Copy out each line that includes the word "hager".

_ITEMS_:
════════════════════

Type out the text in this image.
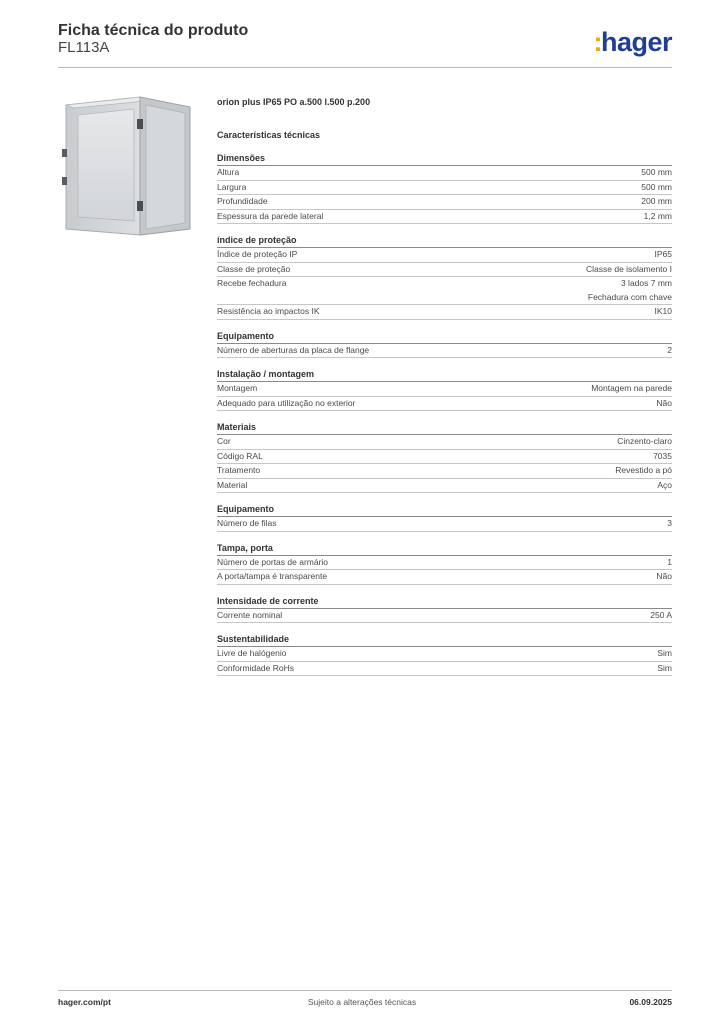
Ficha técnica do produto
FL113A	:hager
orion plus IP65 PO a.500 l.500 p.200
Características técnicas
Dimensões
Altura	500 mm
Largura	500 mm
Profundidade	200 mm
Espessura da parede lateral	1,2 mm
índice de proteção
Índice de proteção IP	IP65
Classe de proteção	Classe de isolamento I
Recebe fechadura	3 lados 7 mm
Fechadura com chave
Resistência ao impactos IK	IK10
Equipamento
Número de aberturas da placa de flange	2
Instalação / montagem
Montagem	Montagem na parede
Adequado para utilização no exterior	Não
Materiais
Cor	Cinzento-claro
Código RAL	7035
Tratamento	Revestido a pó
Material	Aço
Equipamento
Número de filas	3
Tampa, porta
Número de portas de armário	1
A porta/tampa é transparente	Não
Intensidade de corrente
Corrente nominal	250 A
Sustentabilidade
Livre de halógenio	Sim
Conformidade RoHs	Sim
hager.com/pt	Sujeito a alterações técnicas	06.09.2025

════════════════════

_RESPONSE_:
FL113A	:hager
hager.com/pt	Sujeito a alterações técnicas	06.09.2025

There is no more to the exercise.